* Exercise prompt
Find "Read all visible content and emit it as JSON." in the data below; transcribe the line it appears on and each line after it, exactly, to the end, and nothing else.

* Given records
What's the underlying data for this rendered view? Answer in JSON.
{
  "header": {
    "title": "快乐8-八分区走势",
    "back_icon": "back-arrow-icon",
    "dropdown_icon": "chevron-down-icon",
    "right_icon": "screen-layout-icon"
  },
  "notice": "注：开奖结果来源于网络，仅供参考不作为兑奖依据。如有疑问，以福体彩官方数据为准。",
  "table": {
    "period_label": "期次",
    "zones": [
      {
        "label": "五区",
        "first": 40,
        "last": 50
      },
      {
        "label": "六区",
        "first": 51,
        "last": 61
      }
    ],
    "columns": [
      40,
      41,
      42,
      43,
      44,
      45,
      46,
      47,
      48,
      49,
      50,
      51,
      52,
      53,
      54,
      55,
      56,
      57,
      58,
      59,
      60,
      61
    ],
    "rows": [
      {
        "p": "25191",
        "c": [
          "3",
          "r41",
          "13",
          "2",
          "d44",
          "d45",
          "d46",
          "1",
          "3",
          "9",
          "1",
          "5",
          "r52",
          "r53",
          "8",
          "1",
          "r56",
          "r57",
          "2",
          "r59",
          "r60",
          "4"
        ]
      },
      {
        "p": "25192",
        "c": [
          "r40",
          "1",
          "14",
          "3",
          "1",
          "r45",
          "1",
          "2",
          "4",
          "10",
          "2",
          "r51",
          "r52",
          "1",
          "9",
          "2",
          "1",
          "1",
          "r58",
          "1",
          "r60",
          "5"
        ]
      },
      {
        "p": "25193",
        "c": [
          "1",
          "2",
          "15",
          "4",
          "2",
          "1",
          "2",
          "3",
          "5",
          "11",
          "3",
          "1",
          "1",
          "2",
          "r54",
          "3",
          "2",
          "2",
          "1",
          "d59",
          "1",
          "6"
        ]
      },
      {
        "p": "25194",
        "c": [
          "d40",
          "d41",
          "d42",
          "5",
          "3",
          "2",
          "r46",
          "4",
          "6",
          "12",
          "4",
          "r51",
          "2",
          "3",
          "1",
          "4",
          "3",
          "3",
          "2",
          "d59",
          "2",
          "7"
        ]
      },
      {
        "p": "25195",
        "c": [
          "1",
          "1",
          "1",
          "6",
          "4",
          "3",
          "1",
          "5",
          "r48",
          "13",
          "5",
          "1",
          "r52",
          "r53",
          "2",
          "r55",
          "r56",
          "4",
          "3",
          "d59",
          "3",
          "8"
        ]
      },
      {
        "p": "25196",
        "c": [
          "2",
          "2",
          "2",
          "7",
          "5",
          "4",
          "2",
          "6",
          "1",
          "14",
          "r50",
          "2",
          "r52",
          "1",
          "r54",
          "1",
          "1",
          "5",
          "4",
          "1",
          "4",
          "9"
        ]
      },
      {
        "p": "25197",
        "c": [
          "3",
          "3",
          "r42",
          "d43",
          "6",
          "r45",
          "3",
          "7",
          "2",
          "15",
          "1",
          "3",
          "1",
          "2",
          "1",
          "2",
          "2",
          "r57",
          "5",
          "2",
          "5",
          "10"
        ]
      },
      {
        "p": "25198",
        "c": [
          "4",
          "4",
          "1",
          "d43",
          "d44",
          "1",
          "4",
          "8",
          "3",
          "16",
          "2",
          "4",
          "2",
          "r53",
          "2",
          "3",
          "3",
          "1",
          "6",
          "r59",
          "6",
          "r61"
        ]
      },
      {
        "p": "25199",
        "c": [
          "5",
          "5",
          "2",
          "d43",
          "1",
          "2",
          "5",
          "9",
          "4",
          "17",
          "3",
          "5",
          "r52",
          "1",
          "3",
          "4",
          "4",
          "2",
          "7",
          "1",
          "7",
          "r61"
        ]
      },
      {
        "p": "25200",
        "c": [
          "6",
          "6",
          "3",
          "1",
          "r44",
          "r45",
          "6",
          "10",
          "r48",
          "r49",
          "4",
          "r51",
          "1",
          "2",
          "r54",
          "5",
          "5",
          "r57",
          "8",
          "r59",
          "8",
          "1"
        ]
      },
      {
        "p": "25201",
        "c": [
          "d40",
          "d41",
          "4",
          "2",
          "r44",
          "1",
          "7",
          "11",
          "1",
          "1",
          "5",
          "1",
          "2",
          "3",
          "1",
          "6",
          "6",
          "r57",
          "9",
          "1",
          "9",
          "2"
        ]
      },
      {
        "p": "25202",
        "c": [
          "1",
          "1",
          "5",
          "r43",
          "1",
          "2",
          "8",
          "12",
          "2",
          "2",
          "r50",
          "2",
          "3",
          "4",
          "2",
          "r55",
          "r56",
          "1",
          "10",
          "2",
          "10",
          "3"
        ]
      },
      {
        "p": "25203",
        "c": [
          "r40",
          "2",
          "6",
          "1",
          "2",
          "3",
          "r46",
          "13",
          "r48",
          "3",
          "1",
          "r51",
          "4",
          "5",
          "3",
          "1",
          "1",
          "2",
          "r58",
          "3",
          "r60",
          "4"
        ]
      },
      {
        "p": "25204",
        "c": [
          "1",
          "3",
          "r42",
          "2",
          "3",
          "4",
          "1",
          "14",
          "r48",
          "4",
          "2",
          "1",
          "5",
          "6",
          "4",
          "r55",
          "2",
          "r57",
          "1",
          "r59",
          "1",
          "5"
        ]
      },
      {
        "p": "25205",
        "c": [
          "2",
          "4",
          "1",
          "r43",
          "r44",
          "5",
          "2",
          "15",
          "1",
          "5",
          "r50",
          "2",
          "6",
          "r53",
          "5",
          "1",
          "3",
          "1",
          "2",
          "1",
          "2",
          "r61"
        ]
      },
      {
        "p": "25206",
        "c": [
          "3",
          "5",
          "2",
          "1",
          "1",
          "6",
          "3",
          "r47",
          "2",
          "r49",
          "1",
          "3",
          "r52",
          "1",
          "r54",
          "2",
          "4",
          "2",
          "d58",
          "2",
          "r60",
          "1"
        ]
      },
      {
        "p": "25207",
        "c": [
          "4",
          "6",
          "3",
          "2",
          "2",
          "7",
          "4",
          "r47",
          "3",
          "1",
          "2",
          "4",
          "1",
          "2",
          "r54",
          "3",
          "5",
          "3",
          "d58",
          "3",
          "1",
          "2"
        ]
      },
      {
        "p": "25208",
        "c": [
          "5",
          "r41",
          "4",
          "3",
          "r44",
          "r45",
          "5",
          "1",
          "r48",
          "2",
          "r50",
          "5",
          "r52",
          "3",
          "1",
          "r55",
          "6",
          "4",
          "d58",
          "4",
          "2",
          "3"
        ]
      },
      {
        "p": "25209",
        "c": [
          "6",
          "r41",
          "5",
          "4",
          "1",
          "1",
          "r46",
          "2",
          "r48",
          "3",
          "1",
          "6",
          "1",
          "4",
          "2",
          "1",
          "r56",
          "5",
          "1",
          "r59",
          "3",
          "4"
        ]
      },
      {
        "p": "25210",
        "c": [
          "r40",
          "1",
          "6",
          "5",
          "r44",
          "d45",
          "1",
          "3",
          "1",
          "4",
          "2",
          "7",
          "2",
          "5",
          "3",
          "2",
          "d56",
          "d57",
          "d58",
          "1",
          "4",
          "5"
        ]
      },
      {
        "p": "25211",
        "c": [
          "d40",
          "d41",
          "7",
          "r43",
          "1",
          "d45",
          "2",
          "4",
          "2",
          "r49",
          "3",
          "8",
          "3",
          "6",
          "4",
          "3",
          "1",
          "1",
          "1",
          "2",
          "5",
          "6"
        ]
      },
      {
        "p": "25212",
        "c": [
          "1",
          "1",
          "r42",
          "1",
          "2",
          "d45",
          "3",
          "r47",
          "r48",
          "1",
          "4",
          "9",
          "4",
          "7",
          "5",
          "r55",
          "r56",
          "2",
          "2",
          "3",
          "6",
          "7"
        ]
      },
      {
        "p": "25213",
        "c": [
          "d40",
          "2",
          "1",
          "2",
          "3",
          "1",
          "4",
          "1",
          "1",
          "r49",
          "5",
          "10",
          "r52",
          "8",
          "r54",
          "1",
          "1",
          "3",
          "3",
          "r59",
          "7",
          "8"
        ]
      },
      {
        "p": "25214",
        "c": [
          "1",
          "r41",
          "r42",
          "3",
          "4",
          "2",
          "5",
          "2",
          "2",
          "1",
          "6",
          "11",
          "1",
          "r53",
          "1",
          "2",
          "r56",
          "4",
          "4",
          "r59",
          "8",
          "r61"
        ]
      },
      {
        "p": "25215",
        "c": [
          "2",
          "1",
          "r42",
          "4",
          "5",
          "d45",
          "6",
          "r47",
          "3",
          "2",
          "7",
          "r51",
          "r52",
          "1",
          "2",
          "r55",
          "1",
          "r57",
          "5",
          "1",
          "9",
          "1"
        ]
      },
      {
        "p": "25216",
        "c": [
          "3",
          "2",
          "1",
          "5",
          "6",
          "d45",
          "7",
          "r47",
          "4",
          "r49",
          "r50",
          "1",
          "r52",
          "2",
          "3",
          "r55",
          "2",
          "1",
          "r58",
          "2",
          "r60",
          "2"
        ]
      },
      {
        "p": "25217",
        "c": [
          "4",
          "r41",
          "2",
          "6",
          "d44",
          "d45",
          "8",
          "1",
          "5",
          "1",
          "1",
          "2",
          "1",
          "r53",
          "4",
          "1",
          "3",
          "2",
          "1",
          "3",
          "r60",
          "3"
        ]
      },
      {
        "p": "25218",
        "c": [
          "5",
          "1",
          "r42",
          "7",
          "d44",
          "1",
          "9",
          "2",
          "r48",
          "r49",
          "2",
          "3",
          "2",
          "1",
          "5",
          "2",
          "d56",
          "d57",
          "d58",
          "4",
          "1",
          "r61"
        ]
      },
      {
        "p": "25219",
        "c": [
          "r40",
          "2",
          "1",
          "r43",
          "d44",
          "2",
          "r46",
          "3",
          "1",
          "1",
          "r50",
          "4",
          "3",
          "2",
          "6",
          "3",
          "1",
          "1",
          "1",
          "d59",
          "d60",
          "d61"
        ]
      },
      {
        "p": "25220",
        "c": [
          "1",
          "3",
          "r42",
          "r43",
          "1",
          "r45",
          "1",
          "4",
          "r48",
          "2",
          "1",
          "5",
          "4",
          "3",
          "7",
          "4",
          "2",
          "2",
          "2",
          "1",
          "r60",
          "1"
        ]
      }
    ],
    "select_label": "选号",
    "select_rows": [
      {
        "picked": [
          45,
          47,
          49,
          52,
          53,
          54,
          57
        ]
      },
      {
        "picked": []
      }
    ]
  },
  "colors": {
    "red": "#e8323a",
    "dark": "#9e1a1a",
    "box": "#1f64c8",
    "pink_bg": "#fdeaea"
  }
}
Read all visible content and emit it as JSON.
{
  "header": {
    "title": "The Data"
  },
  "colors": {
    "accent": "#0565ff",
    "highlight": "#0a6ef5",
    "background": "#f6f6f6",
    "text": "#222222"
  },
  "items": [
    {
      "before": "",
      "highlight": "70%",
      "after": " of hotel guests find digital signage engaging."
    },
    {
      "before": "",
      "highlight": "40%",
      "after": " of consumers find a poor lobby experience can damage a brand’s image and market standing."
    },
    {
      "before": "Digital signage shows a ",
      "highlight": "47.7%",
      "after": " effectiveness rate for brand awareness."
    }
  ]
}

* Expected answer
Read all visible content and emit it as JSON.
{
  "header": {
    "title": "The Data"
  },
  "colors": {
    "accent": "#0565ff",
    "highlight": "#0a6ef5",
    "background": "#f6f6f6",
    "text": "#222222"
  },
  "items": [
    {
      "before": "",
      "highlight": "70%",
      "after": " of hotel guests find digital signage engaging."
    },
    {
      "before": "",
      "highlight": "40%",
      "after": " of consumers find a poor lobby experience can damage a brand’s image and market standing."
    },
    {
      "before": "Digital signage shows a ",
      "highlight": "47.7%",
      "after": " effectiveness rate for brand awareness."
    }
  ]
}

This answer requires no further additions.